- _Exercise objective_
Lines containing the word "listings" should be extracted in full.

- _Available data_
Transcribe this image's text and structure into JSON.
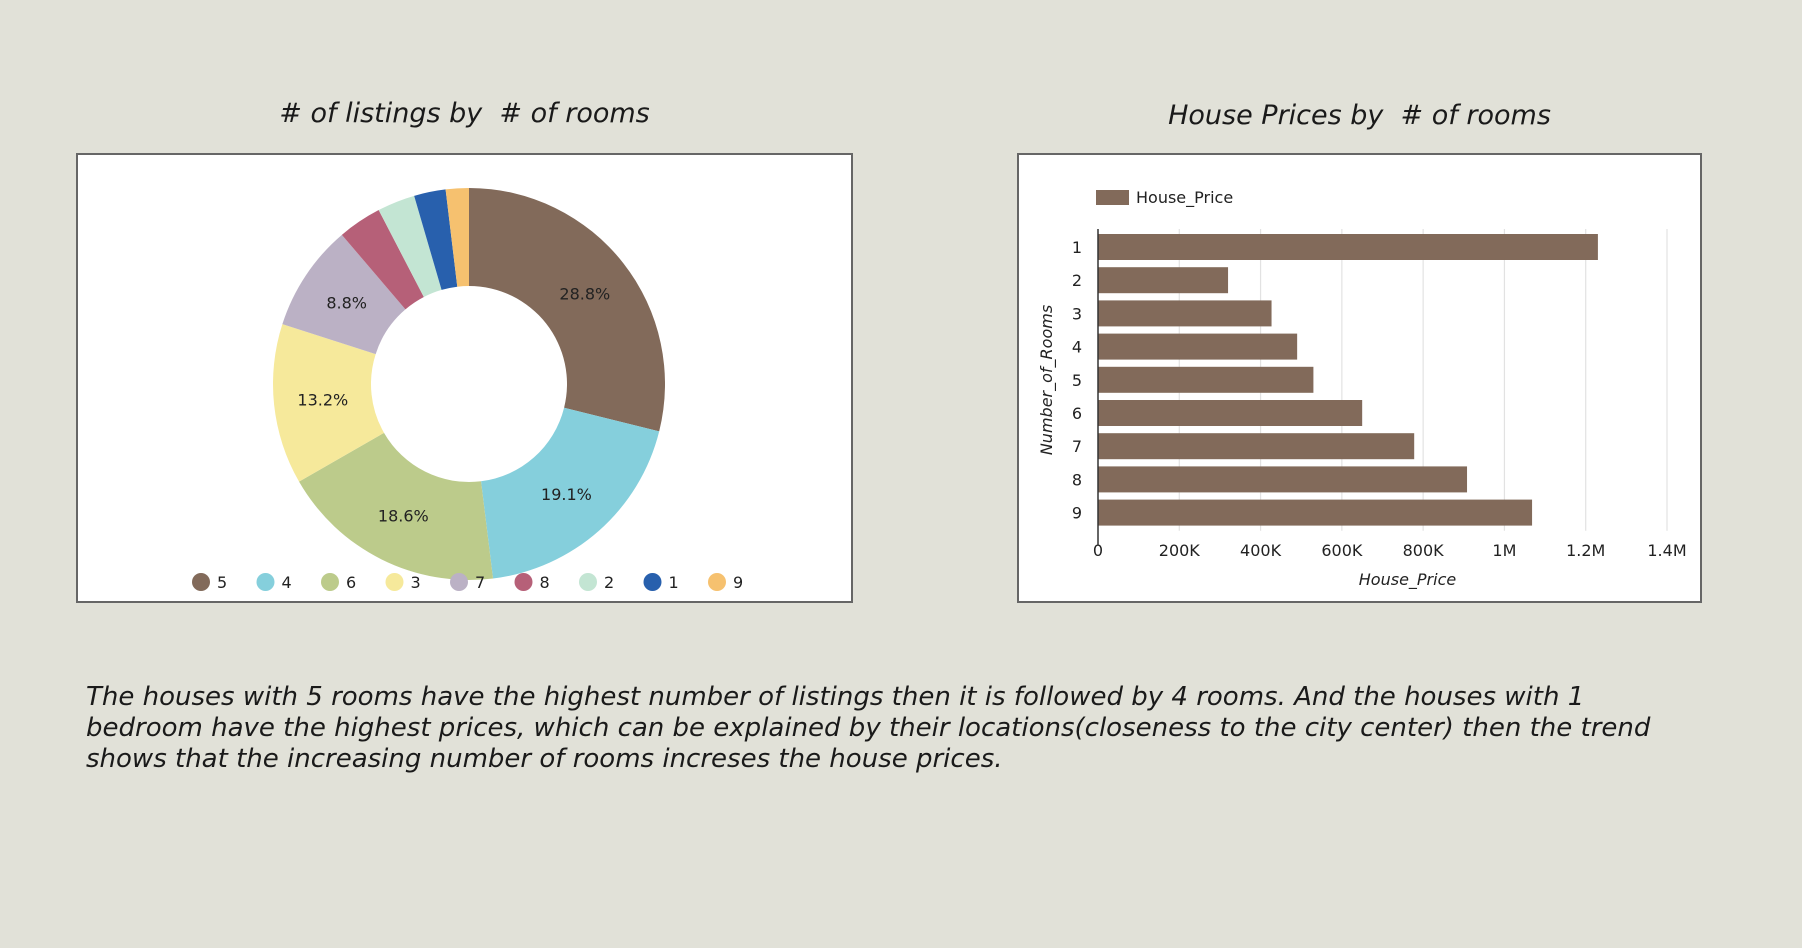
{
  "summary": "The houses with 5 rooms have the highest number of listings then it is followed by 4 rooms. And the houses with 1 bedroom have the highest prices, which can be explained by their locations(closeness to the city center) then the trend shows that the increasing number of rooms increses the house prices.",
  "chart_data": [
    {
      "type": "pie",
      "title": "# of listings by  # of rooms",
      "donut": true,
      "legend_position": "bottom",
      "slices": [
        {
          "label": "5",
          "value": 28.8,
          "display": "28.8%",
          "color": "#826a5a"
        },
        {
          "label": "4",
          "value": 19.1,
          "display": "19.1%",
          "color": "#85cfdc"
        },
        {
          "label": "6",
          "value": 18.6,
          "display": "18.6%",
          "color": "#bccb8b"
        },
        {
          "label": "3",
          "value": 13.2,
          "display": "13.2%",
          "color": "#f6e99b"
        },
        {
          "label": "7",
          "value": 8.8,
          "display": "8.8%",
          "color": "#bbb1c5"
        },
        {
          "label": "8",
          "value": 3.6,
          "display": "",
          "color": "#b66078"
        },
        {
          "label": "2",
          "value": 3.1,
          "display": "",
          "color": "#c3e5d3"
        },
        {
          "label": "1",
          "value": 2.6,
          "display": "",
          "color": "#2860ad"
        },
        {
          "label": "9",
          "value": 1.9,
          "display": "",
          "color": "#f6c16f"
        }
      ]
    },
    {
      "type": "bar",
      "orientation": "horizontal",
      "title": "House Prices by  # of rooms",
      "xlabel": "House_Price",
      "ylabel": "Number_of_Rooms",
      "legend": [
        "House_Price"
      ],
      "legend_position": "top-left",
      "bar_color": "#826a5a",
      "categories": [
        "1",
        "2",
        "3",
        "4",
        "5",
        "6",
        "7",
        "8",
        "9"
      ],
      "values": [
        1230000,
        320000,
        427000,
        490000,
        530000,
        650000,
        778000,
        908000,
        1068000
      ],
      "xlim": [
        0,
        1400000
      ],
      "xticks": [
        0,
        200000,
        400000,
        600000,
        800000,
        1000000,
        1200000,
        1400000
      ],
      "xtick_labels": [
        "0",
        "200K",
        "400K",
        "600K",
        "800K",
        "1M",
        "1.2M",
        "1.4M"
      ],
      "grid": true
    }
  ]
}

- _Output of the exercise_
  "summary": "The houses with 5 rooms have the highest number of listings then it is followed by 4 rooms. And the houses with 1 bedroom have the highest prices, which can be explained by their locations(closeness to the city center) then the trend shows that the increasing number of rooms increses the house prices.",
      "title": "# of listings by  # of rooms",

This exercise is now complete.